▶ _The request_:
Check each line for the string "Maple". Give only the count of lines that have it.

▶ _Records for this exercise_:
++++++++++++++++++++
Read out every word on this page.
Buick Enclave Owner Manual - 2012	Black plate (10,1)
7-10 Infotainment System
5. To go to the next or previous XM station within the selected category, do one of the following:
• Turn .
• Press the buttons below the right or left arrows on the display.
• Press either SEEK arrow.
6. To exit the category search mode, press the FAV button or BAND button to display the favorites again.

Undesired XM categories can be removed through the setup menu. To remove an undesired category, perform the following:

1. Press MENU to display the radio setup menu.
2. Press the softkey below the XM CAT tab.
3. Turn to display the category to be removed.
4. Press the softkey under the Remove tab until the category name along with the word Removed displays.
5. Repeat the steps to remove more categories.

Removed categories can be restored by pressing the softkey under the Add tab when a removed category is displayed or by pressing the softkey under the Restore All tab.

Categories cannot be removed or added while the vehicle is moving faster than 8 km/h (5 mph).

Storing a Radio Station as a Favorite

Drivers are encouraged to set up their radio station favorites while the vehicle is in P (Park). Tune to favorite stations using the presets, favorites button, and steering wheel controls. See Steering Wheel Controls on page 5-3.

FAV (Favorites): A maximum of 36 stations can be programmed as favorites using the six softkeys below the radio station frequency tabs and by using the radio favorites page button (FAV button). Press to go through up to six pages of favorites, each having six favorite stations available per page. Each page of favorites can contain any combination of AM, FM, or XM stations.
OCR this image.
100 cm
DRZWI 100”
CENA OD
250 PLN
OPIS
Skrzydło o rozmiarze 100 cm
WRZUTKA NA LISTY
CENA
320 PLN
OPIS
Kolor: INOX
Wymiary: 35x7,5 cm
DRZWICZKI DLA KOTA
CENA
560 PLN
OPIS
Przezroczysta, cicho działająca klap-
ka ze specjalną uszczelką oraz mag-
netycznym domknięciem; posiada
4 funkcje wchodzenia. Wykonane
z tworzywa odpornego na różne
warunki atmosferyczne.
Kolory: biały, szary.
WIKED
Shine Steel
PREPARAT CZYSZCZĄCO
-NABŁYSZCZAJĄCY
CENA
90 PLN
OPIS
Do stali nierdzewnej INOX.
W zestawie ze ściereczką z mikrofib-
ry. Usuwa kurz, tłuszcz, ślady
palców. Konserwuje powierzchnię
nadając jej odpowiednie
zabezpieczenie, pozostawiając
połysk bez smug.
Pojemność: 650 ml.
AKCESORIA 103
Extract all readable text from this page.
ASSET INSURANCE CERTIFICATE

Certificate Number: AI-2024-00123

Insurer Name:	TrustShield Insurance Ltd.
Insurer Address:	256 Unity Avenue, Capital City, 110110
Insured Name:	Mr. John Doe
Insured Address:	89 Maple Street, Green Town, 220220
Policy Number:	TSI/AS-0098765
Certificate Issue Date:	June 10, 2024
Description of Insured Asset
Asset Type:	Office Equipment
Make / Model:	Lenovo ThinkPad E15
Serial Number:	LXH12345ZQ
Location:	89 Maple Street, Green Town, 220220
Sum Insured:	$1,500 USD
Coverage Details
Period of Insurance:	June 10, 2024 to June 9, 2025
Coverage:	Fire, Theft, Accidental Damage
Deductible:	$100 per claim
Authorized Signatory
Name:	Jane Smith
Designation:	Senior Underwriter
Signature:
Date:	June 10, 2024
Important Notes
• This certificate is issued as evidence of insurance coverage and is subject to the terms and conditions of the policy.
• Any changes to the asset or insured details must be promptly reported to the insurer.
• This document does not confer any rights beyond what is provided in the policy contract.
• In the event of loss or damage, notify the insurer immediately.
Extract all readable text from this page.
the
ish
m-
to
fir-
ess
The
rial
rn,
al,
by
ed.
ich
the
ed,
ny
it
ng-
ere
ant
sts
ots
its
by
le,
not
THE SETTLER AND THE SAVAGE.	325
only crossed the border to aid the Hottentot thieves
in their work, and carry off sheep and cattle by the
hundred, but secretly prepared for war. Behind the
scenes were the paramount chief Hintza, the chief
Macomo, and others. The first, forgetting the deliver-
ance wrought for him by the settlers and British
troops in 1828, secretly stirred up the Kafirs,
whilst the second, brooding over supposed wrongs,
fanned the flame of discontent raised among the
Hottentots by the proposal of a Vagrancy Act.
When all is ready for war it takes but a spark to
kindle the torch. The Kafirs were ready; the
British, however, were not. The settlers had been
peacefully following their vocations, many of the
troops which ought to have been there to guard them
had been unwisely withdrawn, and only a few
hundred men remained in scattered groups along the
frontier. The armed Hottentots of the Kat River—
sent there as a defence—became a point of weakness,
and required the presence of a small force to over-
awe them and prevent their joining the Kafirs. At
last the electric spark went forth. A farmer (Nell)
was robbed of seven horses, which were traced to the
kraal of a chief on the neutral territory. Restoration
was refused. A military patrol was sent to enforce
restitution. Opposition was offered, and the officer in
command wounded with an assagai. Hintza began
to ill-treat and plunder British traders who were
++++++++++++++++++++
▶ _Written solution_:
2